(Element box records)

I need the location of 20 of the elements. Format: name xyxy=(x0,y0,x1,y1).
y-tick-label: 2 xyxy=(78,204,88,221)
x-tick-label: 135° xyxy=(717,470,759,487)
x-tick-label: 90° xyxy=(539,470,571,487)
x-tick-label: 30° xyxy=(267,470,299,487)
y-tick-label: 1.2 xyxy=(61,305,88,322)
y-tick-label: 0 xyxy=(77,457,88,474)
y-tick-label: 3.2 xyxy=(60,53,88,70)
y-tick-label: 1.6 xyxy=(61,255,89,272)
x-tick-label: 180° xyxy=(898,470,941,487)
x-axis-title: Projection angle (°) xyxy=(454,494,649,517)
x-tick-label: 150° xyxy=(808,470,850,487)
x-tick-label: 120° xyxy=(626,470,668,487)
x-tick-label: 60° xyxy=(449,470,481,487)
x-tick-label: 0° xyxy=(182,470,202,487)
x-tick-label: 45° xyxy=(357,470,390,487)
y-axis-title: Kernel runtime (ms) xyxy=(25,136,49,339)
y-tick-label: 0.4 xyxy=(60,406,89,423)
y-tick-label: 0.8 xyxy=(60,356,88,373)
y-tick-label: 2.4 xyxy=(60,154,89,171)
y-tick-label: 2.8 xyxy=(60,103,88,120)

*WHAT IS ASKED*: Copy out every line of the records above without any changes.

*SOLUTION FOR THIS PROBLEM*:
I need the location of 20 of the elements. Format: name xyxy=(x0,y0,x1,y1).
y-tick-label: 2 xyxy=(78,204,88,221)
x-tick-label: 135° xyxy=(717,470,759,487)
x-tick-label: 90° xyxy=(539,470,571,487)
x-tick-label: 30° xyxy=(267,470,299,487)
y-tick-label: 1.2 xyxy=(61,305,88,322)
y-tick-label: 0 xyxy=(77,457,88,474)
y-tick-label: 3.2 xyxy=(60,53,88,70)
y-tick-label: 1.6 xyxy=(61,255,89,272)
x-tick-label: 180° xyxy=(898,470,941,487)
x-axis-title: Projection angle (°) xyxy=(454,494,649,517)
x-tick-label: 150° xyxy=(808,470,850,487)
x-tick-label: 120° xyxy=(626,470,668,487)
x-tick-label: 60° xyxy=(449,470,481,487)
x-tick-label: 0° xyxy=(182,470,202,487)
x-tick-label: 45° xyxy=(357,470,390,487)
y-axis-title: Kernel runtime (ms) xyxy=(25,136,49,339)
y-tick-label: 0.4 xyxy=(60,406,89,423)
y-tick-label: 0.8 xyxy=(60,356,88,373)
y-tick-label: 2.4 xyxy=(60,154,89,171)
y-tick-label: 2.8 xyxy=(60,103,88,120)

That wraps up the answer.